The second part of the work on the sequence was to add CG water that responds correctly to the ducks’ motion and blend it into the overall look and feel of the shot, with regard to colour and lighting. Here, Andrey Lutsker, a 3D artist with a special talent for water, laboured long and hard to create these great water dynamics inside 3d studio max. He rendered out a few passes - base water, reflection, highlights, etc - separately so we could easily fine tune the water to fit nicely within the shot. We had around 15 water shots and used the same workflow for all of them. Some were night shots or different times of day, so different colour correction was used, but the workflow was basically the same.
10Fingers Studio www.10fingers.tv
Studio Aiko www.studio-aiko.co

TWO RULES

The post production team said they kept two main rules throughout the whole project, as well as a lot of small ones.
1. “We don't mess with the animation, because it was shot on set.”
The stop motion animation was actually shot as 12 fps and every frame was recorded twice to make it 24fps, as in two-frame animation. However, sometimes the animation progressed in consecutive frames, as one-frame animation, for falling objects, fast motion, or just because the animator decided to do it that way.

* [Given request 1] Count the lines of the records that contain the string "solenoid", and give only the number.
* [Given request 2] Carry on the post-production text from the point where it stops.
The text above has no connection to the records that come next.

* [Data shown]

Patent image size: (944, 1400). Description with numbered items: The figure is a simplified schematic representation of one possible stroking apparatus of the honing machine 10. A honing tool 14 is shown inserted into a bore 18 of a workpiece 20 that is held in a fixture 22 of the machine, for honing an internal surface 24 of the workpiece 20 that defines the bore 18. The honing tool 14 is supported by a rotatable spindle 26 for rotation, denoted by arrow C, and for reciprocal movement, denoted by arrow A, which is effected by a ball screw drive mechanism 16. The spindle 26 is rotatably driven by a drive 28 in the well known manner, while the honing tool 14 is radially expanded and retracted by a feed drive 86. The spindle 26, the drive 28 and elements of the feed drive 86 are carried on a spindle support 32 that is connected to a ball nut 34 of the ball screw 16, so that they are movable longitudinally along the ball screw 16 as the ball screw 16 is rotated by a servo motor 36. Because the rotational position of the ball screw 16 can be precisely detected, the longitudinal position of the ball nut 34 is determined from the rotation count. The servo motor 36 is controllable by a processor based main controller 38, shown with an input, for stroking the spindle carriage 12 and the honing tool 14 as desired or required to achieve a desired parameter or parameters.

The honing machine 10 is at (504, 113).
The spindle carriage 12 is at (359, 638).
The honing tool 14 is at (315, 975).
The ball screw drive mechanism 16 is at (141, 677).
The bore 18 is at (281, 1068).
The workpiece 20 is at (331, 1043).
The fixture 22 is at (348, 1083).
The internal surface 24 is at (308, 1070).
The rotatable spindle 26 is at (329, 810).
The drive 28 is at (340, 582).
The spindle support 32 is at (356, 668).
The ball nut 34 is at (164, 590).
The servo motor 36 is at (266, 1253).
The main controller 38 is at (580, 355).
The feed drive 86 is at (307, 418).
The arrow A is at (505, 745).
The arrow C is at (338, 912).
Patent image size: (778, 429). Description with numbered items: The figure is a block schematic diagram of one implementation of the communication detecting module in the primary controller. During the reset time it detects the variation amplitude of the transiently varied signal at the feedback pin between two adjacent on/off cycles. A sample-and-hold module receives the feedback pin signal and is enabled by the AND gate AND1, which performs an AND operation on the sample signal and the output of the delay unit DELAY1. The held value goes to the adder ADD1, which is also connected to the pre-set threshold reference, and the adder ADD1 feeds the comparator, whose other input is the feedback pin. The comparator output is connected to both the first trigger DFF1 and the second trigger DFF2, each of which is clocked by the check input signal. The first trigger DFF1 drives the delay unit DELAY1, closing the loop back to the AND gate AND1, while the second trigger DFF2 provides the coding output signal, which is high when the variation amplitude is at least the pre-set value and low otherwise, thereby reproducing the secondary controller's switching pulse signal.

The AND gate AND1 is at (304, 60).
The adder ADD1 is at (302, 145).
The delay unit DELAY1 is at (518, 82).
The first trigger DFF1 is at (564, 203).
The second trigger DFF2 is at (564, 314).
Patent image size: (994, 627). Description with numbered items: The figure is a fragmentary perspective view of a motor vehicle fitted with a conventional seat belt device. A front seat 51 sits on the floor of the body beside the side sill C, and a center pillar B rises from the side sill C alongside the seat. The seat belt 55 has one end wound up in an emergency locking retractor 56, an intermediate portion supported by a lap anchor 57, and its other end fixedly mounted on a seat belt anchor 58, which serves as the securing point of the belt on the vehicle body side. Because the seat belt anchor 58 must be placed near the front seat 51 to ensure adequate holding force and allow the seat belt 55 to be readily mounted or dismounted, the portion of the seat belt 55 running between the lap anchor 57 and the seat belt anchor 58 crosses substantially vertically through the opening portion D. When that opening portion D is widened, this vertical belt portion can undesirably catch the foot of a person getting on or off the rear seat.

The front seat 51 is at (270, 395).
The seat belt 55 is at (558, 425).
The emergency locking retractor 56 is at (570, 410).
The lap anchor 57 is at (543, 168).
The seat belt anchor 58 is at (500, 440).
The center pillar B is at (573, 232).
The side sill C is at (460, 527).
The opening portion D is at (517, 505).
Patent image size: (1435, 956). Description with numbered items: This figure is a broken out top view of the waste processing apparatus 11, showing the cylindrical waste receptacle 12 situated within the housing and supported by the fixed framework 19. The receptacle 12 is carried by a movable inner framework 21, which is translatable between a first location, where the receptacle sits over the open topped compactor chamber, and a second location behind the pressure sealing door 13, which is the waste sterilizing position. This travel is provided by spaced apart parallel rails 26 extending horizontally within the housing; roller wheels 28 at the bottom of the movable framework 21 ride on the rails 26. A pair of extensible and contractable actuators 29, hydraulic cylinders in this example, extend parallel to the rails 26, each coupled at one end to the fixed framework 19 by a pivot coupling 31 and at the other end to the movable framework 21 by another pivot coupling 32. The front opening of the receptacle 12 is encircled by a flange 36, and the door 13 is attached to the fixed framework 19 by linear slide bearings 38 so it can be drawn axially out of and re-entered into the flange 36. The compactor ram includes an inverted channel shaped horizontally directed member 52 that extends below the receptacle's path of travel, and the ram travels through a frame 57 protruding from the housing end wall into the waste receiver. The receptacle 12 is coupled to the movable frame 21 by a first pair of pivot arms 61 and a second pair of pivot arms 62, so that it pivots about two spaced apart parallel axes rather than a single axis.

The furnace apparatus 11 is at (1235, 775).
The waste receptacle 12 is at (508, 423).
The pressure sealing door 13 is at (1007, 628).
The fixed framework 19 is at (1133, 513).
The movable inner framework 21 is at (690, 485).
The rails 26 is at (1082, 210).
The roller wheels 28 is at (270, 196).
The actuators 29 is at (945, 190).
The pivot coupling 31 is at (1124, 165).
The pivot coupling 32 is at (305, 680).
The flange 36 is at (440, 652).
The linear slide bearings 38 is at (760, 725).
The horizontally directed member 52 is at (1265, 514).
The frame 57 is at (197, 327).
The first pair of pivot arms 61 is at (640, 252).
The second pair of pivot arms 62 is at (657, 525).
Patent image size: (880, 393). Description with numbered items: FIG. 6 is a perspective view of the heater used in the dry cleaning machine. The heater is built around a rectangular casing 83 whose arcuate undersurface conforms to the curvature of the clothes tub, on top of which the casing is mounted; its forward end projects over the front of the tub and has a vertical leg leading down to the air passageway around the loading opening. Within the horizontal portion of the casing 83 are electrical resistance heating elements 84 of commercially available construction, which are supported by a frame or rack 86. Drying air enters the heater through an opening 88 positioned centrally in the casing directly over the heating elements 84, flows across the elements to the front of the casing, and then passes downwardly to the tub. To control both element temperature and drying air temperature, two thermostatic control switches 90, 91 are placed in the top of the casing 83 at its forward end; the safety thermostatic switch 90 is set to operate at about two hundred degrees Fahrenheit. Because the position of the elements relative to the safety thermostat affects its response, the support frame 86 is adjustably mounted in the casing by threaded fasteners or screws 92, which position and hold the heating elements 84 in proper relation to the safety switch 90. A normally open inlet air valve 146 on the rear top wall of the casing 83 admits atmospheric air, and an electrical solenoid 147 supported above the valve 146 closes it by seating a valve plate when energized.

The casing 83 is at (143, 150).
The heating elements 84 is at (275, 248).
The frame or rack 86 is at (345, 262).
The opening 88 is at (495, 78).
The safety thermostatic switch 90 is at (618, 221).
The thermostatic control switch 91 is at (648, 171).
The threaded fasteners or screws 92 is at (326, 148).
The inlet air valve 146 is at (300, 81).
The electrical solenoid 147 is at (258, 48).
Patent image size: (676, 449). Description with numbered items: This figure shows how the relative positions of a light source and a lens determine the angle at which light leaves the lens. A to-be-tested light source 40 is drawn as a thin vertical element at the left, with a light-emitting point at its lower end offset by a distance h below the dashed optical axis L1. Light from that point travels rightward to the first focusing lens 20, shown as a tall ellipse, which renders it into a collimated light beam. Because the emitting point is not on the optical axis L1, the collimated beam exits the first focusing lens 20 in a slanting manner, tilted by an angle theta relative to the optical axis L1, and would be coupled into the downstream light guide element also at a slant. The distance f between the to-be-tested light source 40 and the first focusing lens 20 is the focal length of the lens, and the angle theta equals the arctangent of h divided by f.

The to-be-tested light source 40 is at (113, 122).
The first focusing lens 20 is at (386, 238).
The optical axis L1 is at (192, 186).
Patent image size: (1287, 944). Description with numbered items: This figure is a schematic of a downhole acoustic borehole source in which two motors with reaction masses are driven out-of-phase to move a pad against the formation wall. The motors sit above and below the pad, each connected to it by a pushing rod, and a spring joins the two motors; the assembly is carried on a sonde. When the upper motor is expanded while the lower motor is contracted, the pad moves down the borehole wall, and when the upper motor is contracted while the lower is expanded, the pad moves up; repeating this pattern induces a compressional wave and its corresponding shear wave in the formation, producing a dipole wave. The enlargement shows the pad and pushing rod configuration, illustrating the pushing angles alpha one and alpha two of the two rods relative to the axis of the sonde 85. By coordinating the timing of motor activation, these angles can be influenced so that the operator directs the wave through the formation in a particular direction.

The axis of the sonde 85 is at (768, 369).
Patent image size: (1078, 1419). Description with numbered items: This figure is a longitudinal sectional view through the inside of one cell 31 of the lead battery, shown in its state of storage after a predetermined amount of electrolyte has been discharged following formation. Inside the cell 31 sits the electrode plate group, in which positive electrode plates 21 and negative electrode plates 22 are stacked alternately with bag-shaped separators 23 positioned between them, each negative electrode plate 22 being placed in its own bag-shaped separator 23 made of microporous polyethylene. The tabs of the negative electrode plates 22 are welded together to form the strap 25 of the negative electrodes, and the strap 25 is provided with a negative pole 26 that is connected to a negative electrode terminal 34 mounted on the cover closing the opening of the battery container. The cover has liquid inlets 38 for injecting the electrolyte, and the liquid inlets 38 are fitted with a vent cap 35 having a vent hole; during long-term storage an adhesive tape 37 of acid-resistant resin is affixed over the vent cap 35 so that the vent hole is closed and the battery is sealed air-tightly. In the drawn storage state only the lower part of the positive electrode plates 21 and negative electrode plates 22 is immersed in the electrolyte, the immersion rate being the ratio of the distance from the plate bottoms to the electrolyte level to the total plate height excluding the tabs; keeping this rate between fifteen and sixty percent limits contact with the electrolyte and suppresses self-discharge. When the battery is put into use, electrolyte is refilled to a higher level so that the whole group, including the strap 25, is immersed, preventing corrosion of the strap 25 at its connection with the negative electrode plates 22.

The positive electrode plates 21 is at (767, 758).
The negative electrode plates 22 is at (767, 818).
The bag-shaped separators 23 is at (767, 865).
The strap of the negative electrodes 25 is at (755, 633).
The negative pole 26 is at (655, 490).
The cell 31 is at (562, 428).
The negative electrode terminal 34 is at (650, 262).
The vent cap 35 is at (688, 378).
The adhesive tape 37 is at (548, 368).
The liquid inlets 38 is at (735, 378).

* [Expected output 1] 2

* [Expected output 2]
This caused a number of problems, especially with rotoscoping. We would have to make the masks and effects hold for two frames in order to match the rate the animation changed. This is not the way keyframes, the effects system in After Effects, behaves as its default. The default method is interpolation between keyframes, making changes in every frame. Fortunately, we realised this discrepancy in the very early stages of the project and overcoming it became part of the workflow but nevertheless, it made extra tweaking necessary for each shot.
2. “Colour grading will be done outside at ARRI in Germany.”
That was important to remember because, when keying out shots, we had to be extra careful with colour issues such as blue/green spills. Also, all CG set extensions we made – for water, buildings or streets - had to blend in seamlessly with the colour environment of the shots, and all colour tools had to be compatible with AE 32-bit colour space.
The pictures you see in this document just show our approximation of what the shot looked like. Final colour grading of the footage was done with Autodesk Lustre at ARRI, where it was printed to film for delivery. All shots going to ARRI for grading were rendered as 32-bit log Cineon files.

IMAGE PROBLEMS
Line producer, Richard Clendinnen, contacted Fuel International for advice on developing a shooting and post-production pipeline for ‘$9.99’, to be shot on digital cameras.  Fuel VFX supervisor and owner Paul Butterworth had been a colleague of Richard’s on the crew of the ‘Farscape’ series. Paul and 2D VFX supervisor Sam Cole visited the set to assess the production’s setup.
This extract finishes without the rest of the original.